> _GOAL OF THE EXERCISE_: Write the data out again exactly, with no pictures.

--------

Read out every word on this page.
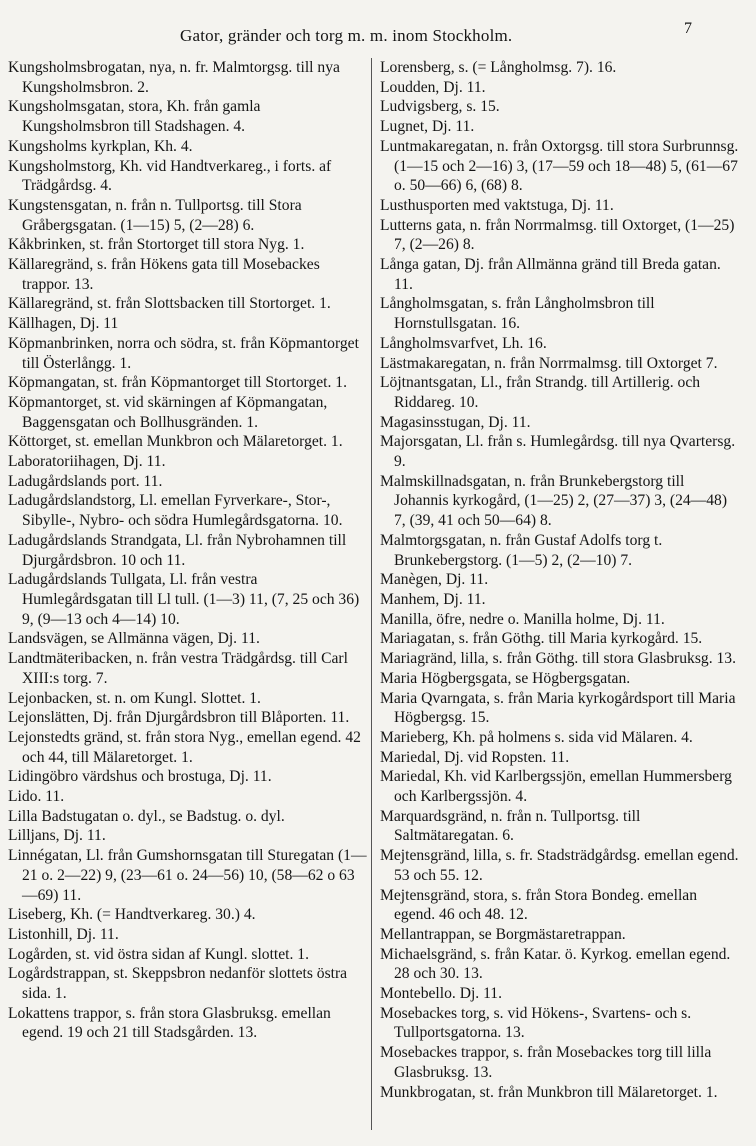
Gator, gränder och torg m. m. inom Stockholm.	7

Kungsholmsbrogatan, nya, n. fr. Malmtorgsg. till nya Kungsholmsbron. 2.

Kungsholmsgatan, stora, Kh. från gamla Kungsholmsbron till Stadshagen. 4.

Kungsholms kyrkplan, Kh. 4.

Kungsholmstorg, Kh. vid Handtverkareg., i forts. af Trädgårdsg. 4.

Kungstensgatan, n. från n. Tullportsg. till Stora Gråbergsgatan. (1—15) 5, (2—28) 6.

Kåkbrinken, st. från Stortorget till stora Nyg. 1.

Källaregränd, s. från Hökens gata till Mosebackes trappor. 13.

Källaregränd, st. från Slottsbacken till Stortorget. 1.

Källhagen, Dj. 11

Köpmanbrinken, norra och södra, st. från Köpmantorget till Österlångg. 1.

Köpmangatan, st. från Köpmantorget till Stortorget. 1.

Köpmantorget, st. vid skärningen af Köpmangatan, Baggensgatan och Bollhusgränden. 1.

Köttorget, st. emellan Munkbron och Mälaretorget. 1.

Laboratoriihagen, Dj. 11.

Ladugårdslands port. 11.

Ladugårdslandstorg, Ll. emellan Fyrverkare-, Stor-, Sibylle-, Nybro- och södra Humlegårdsgatorna. 10.

Ladugårdslands Strandgata, Ll. från Nybrohamnen till Djurgårdsbron. 10 och 11.

Ladugårdslands Tullgata, Ll. från vestra Humlegårdsgatan till Ll tull. (1—3) 11, (7, 25 och 36) 9, (9—13 och 4—14) 10.

Landsvägen, se Allmänna vägen, Dj. 11.

Landtmäteribacken, n. från vestra Trädgårdsg. till Carl XIII:s torg. 7.

Lejonbacken, st. n. om Kungl. Slottet. 1.

Lejonslätten, Dj. från Djurgårdsbron till Blåporten. 11.

Lejonstedts gränd, st. från stora Nyg., emellan egend. 42 och 44, till Mälaretorget. 1.

Lidingöbro värdshus och brostuga, Dj. 11.

Lido. 11.

Lilla Badstugatan o. dyl., se Badstug. o. dyl.

Lilljans, Dj. 11.

Linnégatan, Ll. från Gumshornsgatan till Sturegatan (1—21 o. 2—22) 9, (23—61 o. 24—56) 10, (58—62 o 63—69) 11.

Liseberg, Kh. (= Handtverkareg. 30.) 4.

Listonhill, Dj. 11.

Logården, st. vid östra sidan af Kungl. slottet. 1.

Logårdstrappan, st. Skeppsbron nedanför slottets östra sida. 1.

Lokattens trappor, s. från stora Glasbruksg. emellan egend. 19 och 21 till Stadsgården. 13.

Lorensberg, s. (= Långholmsg. 7). 16.

Loudden, Dj. 11.

Ludvigsberg, s. 15.

Lugnet, Dj. 11.

Luntmakaregatan, n. från Oxtorgsg. till stora Surbrunnsg. (1—15 och 2—16) 3, (17—59 och 18—48) 5, (61—67 o. 50—66) 6, (68) 8.

Lusthusporten med vaktstuga, Dj. 11.

Lutterns gata, n. från Norrmalmsg. till Oxtorget, (1—25) 7, (2—26) 8.

Långa gatan, Dj. från Allmänna gränd till Breda gatan. 11.

Långholmsgatan, s. från Långholmsbron till Hornstullsgatan. 16.

Långholmsvarfvet, Lh. 16.

Lästmakaregatan, n. från Norrmalmsg. till Oxtorget 7.

Löjtnantsgatan, Ll., från Strandg. till Artillerig. och Riddareg. 10.

Magasinsstugan, Dj. 11.

Majorsgatan, Ll. från s. Humlegårdsg. till nya Qvartersg. 9.

Malmskillnadsgatan, n. från Brunkebergstorg till Johannis kyrkogård, (1—25) 2, (27—37) 3, (24—48) 7, (39, 41 och 50—64) 8.

Malmtorgsgatan, n. från Gustaf Adolfs torg t. Brunkebergstorg. (1—5) 2, (2—10) 7.

Manègen, Dj. 11.

Manhem, Dj. 11.

Manilla, öfre, nedre o. Manilla holme, Dj. 11.

Mariagatan, s. från Göthg. till Maria kyrkogård. 15.

Mariagränd, lilla, s. från Göthg. till stora Glasbruksg. 13.

Maria Högbergsgata, se Högbergsgatan.

Maria Qvarngata, s. från Maria kyrkogårdsport till Maria Högbergsg. 15.

Marieberg, Kh. på holmens s. sida vid Mälaren. 4.

Mariedal, Dj. vid Ropsten. 11.

Mariedal, Kh. vid Karlbergssjön, emellan Hummersberg och Karlbergssjön. 4.

Marquardsgränd, n. från n. Tullportsg. till Saltmätaregatan. 6.

Mejtensgränd, lilla, s. fr. Stadsträdgårdsg. emellan egend. 53 och 55. 12.

Mejtensgränd, stora, s. från Stora Bondeg. emellan egend. 46 och 48. 12.

Mellantrappan, se Borgmästaretrappan.

Michaelsgränd, s. från Katar. ö. Kyrkog. emellan egend. 28 och 30. 13.

Montebello. Dj. 11.

Mosebackes torg, s. vid Hökens-, Svartens- och s. Tullportsgatorna. 13.

Mosebackes trappor, s. från Mosebackes torg till lilla Glasbruksg. 13.

Munkbrogatan, st. från Munkbron till Mälaretorget. 1.
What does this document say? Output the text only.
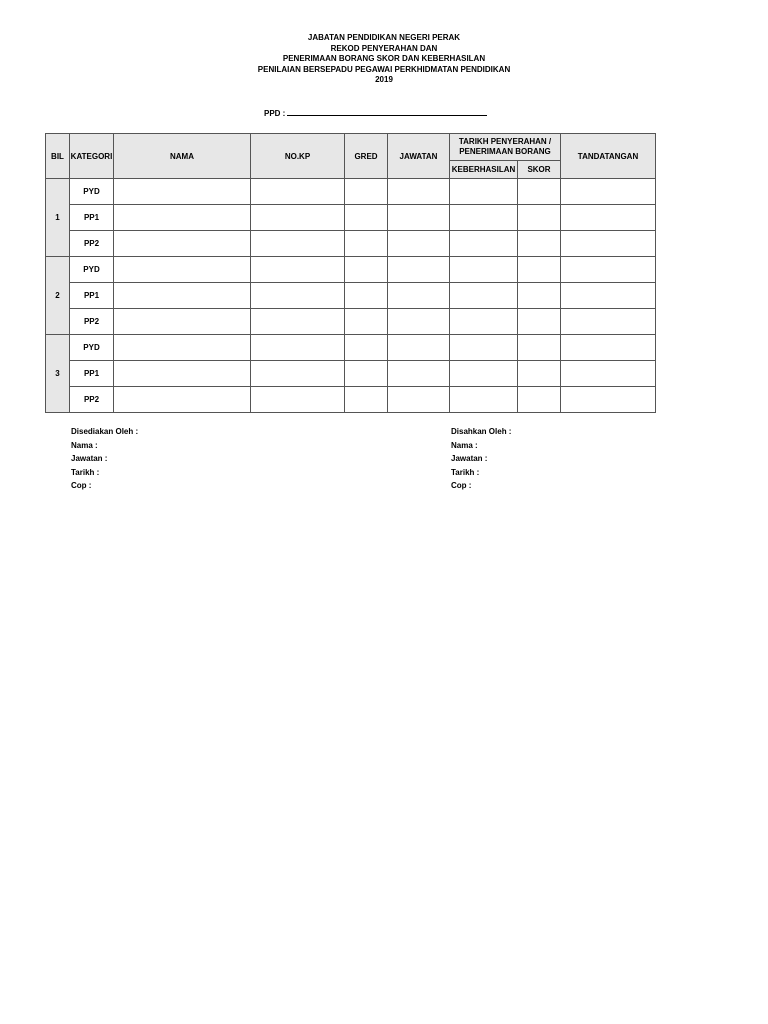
JABATAN PENDIDIKAN NEGERI PERAK
REKOD PENYERAHAN DAN
PENERIMAAN BORANG SKOR DAN KEBERHASILAN
PENILAIAN BERSEPADU PEGAWAI PERKHIDMATAN PENDIDIKAN
2019
PPD :
BIL	KATEGORI	NAMA	NO.KP	GRED	JAWATAN	TARIKH PENYERAHAN / PENERIMAAN BORANG		TANDATANGAN
						KEBERHASILAN	SKOR	
1	PYD							
	PP1							
	PP2							
2	PYD							
	PP1							
	PP2							
3	PYD							
	PP1							
	PP2							
Disediakan Oleh :
Nama :
Jawatan :
Tarikh :
Cop :
Disahkan Oleh :
Nama :
Jawatan :
Tarikh :
Cop :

--------

> _CORRECT RESPONSE_:
Read out every word on this page.
Gator, gränder och torg m. m. inom Stockholm.	7

Kungsholmsbrogatan, nya, n. fr. Malmtorgsg. till nya Kungsholmsbron. 2.

Kungsholmsgatan, stora, Kh. från gamla Kungsholmsbron till Stadshagen. 4.

Kungsholms kyrkplan, Kh. 4.

Kungsholmstorg, Kh. vid Handtverkareg., i forts. af Trädgårdsg. 4.

Kungstensgatan, n. från n. Tullportsg. till Stora Gråbergsgatan. (1—15) 5, (2—28) 6.

Kåkbrinken, st. från Stortorget till stora Nyg. 1.

Källaregränd, s. från Hökens gata till Mosebackes trappor. 13.

Källaregränd, st. från Slottsbacken till Stortorget. 1.

Källhagen, Dj. 11

Köpmanbrinken, norra och södra, st. från Köpmantorget till Österlångg. 1.

Köpmangatan, st. från Köpmantorget till Stortorget. 1.

Köpmantorget, st. vid skärningen af Köpmangatan, Baggensgatan och Bollhusgränden. 1.

Köttorget, st. emellan Munkbron och Mälaretorget. 1.

Laboratoriihagen, Dj. 11.

Ladugårdslands port. 11.

Ladugårdslandstorg, Ll. emellan Fyrverkare-, Stor-, Sibylle-, Nybro- och södra Humlegårdsgatorna. 10.

Ladugårdslands Strandgata, Ll. från Nybrohamnen till Djurgårdsbron. 10 och 11.

Ladugårdslands Tullgata, Ll. från vestra Humlegårdsgatan till Ll tull. (1—3) 11, (7, 25 och 36) 9, (9—13 och 4—14) 10.

Landsvägen, se Allmänna vägen, Dj. 11.

Landtmäteribacken, n. från vestra Trädgårdsg. till Carl XIII:s torg. 7.

Lejonbacken, st. n. om Kungl. Slottet. 1.

Lejonslätten, Dj. från Djurgårdsbron till Blåporten. 11.

Lejonstedts gränd, st. från stora Nyg., emellan egend. 42 och 44, till Mälaretorget. 1.

Lidingöbro värdshus och brostuga, Dj. 11.

Lido. 11.

Lilla Badstugatan o. dyl., se Badstug. o. dyl.

Lilljans, Dj. 11.

Linnégatan, Ll. från Gumshornsgatan till Sturegatan (1—21 o. 2—22) 9, (23—61 o. 24—56) 10, (58—62 o 63—69) 11.

Liseberg, Kh. (= Handtverkareg. 30.) 4.

Listonhill, Dj. 11.

Logården, st. vid östra sidan af Kungl. slottet. 1.

Logårdstrappan, st. Skeppsbron nedanför slottets östra sida. 1.

Lokattens trappor, s. från stora Glasbruksg. emellan egend. 19 och 21 till Stadsgården. 13.

Lorensberg, s. (= Långholmsg. 7). 16.

Loudden, Dj. 11.

Ludvigsberg, s. 15.

Lugnet, Dj. 11.

Luntmakaregatan, n. från Oxtorgsg. till stora Surbrunnsg. (1—15 och 2—16) 3, (17—59 och 18—48) 5, (61—67 o. 50—66) 6, (68) 8.

Lusthusporten med vaktstuga, Dj. 11.

Lutterns gata, n. från Norrmalmsg. till Oxtorget, (1—25) 7, (2—26) 8.

Långa gatan, Dj. från Allmänna gränd till Breda gatan. 11.

Långholmsgatan, s. från Långholmsbron till Hornstullsgatan. 16.

Långholmsvarfvet, Lh. 16.

Lästmakaregatan, n. från Norrmalmsg. till Oxtorget 7.

Löjtnantsgatan, Ll., från Strandg. till Artillerig. och Riddareg. 10.

Magasinsstugan, Dj. 11.

Majorsgatan, Ll. från s. Humlegårdsg. till nya Qvartersg. 9.

Malmskillnadsgatan, n. från Brunkebergstorg till Johannis kyrkogård, (1—25) 2, (27—37) 3, (24—48) 7, (39, 41 och 50—64) 8.

Malmtorgsgatan, n. från Gustaf Adolfs torg t. Brunkebergstorg. (1—5) 2, (2—10) 7.

Manègen, Dj. 11.

Manhem, Dj. 11.

Manilla, öfre, nedre o. Manilla holme, Dj. 11.

Mariagatan, s. från Göthg. till Maria kyrkogård. 15.

Mariagränd, lilla, s. från Göthg. till stora Glasbruksg. 13.

Maria Högbergsgata, se Högbergsgatan.

Maria Qvarngata, s. från Maria kyrkogårdsport till Maria Högbergsg. 15.

Marieberg, Kh. på holmens s. sida vid Mälaren. 4.

Mariedal, Dj. vid Ropsten. 11.

Mariedal, Kh. vid Karlbergssjön, emellan Hummersberg och Karlbergssjön. 4.

Marquardsgränd, n. från n. Tullportsg. till Saltmätaregatan. 6.

Mejtensgränd, lilla, s. fr. Stadsträdgårdsg. emellan egend. 53 och 55. 12.

Mejtensgränd, stora, s. från Stora Bondeg. emellan egend. 46 och 48. 12.

Mellantrappan, se Borgmästaretrappan.

Michaelsgränd, s. från Katar. ö. Kyrkog. emellan egend. 28 och 30. 13.

Montebello. Dj. 11.

Mosebackes torg, s. vid Hökens-, Svartens- och s. Tullportsgatorna. 13.

Mosebackes trappor, s. från Mosebackes torg till lilla Glasbruksg. 13.

Munkbrogatan, st. från Munkbron till Mälaretorget. 1.
What does this document say? Output the text only.
JABATAN PENDIDIKAN NEGERI PERAK
REKOD PENYERAHAN DAN
PENERIMAAN BORANG SKOR DAN KEBERHASILAN
PENILAIAN BERSEPADU PEGAWAI PERKHIDMATAN PENDIDIKAN
2019
PPD :
BIL	KATEGORI	NAMA	NO.KP	GRED	JAWATAN	TARIKH PENYERAHAN / PENERIMAAN BORANG		TANDATANGAN
						KEBERHASILAN	SKOR	
1	PYD							
	PP1							
	PP2							
2	PYD							
	PP1							
	PP2							
3	PYD							
	PP1							
	PP2							
Disediakan Oleh :
Nama :
Jawatan :
Tarikh :
Cop :
Disahkan Oleh :
Nama :
Jawatan :
Tarikh :
Cop :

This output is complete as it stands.